** begin The data **

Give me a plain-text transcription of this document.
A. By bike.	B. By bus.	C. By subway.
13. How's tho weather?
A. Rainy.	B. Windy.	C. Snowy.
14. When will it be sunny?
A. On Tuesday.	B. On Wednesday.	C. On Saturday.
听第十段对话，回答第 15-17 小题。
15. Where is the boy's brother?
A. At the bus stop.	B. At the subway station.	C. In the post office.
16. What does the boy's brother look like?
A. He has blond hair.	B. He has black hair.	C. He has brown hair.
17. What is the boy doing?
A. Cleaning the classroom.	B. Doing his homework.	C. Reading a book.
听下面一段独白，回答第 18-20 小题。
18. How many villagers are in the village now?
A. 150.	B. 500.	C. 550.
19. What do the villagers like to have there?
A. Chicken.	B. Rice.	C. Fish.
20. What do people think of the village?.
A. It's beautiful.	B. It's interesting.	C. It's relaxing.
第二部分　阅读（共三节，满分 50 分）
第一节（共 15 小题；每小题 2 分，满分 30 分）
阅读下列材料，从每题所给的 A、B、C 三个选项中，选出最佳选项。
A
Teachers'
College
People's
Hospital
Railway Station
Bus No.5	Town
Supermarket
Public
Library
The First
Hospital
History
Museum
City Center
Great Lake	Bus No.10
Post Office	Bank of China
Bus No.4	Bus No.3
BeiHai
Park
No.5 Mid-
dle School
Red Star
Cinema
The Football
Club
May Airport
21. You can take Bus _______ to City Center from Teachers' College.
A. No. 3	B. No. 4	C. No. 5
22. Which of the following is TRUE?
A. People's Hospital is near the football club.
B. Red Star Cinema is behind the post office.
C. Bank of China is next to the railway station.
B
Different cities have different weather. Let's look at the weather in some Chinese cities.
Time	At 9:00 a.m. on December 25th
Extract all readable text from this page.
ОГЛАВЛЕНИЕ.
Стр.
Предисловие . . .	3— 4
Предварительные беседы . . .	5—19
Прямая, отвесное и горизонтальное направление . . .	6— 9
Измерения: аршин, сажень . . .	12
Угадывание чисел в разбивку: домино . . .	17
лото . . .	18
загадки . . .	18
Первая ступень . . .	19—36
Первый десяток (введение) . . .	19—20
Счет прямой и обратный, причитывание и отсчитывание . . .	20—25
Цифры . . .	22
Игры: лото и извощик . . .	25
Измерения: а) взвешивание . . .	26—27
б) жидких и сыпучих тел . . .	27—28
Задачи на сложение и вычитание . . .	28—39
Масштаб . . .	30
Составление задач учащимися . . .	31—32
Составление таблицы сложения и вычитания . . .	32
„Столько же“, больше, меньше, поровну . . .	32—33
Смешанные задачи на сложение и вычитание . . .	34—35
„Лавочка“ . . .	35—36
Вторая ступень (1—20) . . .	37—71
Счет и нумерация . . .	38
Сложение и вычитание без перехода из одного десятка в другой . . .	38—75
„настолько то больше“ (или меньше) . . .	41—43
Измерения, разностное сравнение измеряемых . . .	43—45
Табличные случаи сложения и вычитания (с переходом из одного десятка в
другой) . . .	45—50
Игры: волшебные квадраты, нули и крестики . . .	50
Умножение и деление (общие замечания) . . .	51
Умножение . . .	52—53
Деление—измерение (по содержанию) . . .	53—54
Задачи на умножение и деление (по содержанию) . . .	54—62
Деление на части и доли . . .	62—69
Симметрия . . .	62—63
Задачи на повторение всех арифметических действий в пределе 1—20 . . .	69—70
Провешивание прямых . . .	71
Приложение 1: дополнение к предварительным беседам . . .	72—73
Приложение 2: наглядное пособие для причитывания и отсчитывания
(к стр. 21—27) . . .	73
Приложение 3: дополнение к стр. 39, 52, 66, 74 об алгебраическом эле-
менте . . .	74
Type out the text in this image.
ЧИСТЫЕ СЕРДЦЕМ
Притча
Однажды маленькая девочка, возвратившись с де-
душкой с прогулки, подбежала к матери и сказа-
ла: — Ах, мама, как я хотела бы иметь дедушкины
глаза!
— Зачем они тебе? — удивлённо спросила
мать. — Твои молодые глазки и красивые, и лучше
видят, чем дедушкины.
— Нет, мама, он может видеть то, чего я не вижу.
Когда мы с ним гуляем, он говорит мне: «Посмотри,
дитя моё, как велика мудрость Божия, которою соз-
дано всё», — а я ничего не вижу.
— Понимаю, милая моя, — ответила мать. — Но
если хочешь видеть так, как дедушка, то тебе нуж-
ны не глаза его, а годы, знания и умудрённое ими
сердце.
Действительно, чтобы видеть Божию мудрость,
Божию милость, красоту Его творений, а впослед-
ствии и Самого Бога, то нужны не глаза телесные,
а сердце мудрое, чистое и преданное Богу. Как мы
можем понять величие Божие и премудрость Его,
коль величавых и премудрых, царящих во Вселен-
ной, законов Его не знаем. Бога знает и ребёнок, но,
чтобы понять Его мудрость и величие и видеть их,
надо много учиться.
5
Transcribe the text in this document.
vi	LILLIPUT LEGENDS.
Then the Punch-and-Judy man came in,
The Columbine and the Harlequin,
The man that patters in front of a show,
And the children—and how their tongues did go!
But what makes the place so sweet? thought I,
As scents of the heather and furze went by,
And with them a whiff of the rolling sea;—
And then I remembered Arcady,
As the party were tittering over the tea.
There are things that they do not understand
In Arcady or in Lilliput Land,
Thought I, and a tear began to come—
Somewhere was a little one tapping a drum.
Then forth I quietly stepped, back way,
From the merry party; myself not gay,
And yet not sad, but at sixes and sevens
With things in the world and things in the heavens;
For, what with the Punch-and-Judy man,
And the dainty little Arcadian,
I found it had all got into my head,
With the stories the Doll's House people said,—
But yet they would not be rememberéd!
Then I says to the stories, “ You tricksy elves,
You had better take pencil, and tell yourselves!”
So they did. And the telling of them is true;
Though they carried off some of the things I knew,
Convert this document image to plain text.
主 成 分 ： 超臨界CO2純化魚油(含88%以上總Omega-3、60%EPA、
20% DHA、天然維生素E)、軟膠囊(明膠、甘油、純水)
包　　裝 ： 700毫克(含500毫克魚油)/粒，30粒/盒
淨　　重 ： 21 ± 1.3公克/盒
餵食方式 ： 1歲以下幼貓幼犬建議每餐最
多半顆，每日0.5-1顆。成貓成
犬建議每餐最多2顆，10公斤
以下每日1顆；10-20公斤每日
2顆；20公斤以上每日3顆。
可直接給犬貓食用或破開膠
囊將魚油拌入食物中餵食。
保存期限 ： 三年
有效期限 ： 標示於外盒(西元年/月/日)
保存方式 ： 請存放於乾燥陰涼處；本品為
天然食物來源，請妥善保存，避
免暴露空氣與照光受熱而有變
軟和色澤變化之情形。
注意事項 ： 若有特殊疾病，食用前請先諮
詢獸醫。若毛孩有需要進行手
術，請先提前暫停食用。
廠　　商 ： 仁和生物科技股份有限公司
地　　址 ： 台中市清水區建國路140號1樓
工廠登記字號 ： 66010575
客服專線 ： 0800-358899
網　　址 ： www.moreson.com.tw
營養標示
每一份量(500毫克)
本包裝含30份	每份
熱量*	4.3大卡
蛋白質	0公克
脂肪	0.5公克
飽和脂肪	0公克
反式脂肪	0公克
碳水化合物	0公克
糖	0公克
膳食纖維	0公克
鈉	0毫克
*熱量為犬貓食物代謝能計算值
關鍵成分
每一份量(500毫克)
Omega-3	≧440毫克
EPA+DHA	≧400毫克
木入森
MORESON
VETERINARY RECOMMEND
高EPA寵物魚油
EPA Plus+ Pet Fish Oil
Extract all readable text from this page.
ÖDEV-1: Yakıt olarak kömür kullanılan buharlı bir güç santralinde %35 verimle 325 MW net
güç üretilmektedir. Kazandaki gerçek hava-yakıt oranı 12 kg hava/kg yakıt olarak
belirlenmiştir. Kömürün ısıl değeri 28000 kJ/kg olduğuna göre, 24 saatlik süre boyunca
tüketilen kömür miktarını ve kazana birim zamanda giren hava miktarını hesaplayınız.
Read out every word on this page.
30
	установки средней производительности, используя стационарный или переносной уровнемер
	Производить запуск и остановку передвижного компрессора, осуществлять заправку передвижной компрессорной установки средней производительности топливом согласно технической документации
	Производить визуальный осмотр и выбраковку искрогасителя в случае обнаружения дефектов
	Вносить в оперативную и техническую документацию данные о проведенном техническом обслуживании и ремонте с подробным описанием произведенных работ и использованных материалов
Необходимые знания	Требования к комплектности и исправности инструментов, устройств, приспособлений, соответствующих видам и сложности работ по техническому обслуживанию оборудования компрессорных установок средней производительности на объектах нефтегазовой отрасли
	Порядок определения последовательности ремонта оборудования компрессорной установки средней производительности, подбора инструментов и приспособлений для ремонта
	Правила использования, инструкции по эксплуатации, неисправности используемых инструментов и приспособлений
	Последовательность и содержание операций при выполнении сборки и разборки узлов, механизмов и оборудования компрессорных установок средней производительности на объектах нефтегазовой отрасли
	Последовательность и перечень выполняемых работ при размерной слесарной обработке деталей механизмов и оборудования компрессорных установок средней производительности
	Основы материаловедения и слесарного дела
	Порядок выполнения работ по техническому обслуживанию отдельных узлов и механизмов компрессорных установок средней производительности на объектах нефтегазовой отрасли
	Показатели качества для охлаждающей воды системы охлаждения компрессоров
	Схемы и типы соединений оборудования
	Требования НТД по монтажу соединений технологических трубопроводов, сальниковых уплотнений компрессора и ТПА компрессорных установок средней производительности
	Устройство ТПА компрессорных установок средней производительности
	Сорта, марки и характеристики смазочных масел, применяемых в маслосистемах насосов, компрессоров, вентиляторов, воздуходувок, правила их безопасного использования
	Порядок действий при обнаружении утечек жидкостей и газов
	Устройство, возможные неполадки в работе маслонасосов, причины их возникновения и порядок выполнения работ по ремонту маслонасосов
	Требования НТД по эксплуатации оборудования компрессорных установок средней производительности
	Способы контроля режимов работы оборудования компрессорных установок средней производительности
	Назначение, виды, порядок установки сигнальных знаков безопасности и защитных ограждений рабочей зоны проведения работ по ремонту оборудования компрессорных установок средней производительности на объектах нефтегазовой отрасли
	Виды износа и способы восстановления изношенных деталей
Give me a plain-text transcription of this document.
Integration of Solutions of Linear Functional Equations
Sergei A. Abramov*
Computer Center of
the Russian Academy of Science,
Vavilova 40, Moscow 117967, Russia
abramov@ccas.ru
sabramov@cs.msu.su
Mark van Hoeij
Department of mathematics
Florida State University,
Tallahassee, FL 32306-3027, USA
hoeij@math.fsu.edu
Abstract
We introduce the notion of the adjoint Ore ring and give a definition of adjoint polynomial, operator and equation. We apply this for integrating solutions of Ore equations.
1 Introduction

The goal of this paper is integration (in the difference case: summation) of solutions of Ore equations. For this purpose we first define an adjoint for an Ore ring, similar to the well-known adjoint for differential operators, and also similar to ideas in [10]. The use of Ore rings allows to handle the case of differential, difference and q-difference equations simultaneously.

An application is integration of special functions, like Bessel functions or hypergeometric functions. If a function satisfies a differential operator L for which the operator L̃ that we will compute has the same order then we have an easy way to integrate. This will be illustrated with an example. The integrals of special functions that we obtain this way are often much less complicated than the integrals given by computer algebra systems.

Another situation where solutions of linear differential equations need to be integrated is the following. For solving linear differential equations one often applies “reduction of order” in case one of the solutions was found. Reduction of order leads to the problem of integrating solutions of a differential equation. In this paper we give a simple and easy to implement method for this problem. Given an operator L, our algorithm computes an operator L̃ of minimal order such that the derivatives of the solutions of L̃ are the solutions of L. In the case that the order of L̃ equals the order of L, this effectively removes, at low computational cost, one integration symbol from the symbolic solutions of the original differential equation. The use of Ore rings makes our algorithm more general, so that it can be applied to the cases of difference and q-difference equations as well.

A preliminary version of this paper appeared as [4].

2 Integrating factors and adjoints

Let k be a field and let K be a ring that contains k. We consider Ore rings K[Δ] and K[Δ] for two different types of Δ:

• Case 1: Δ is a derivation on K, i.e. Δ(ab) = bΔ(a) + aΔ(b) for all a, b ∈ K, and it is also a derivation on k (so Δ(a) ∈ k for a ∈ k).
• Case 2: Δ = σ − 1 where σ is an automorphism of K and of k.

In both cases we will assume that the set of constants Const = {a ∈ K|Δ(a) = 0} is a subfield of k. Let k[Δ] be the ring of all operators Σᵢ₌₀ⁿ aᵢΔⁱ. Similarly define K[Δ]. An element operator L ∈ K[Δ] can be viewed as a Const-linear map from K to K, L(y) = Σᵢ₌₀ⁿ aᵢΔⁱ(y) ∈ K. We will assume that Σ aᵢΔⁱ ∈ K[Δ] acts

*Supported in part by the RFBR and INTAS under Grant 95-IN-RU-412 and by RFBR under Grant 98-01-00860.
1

** end The data **

→ Task description
Among the entries above, how many lines hold the string "тебе"? Respond with nothing but the number.

→ In response
2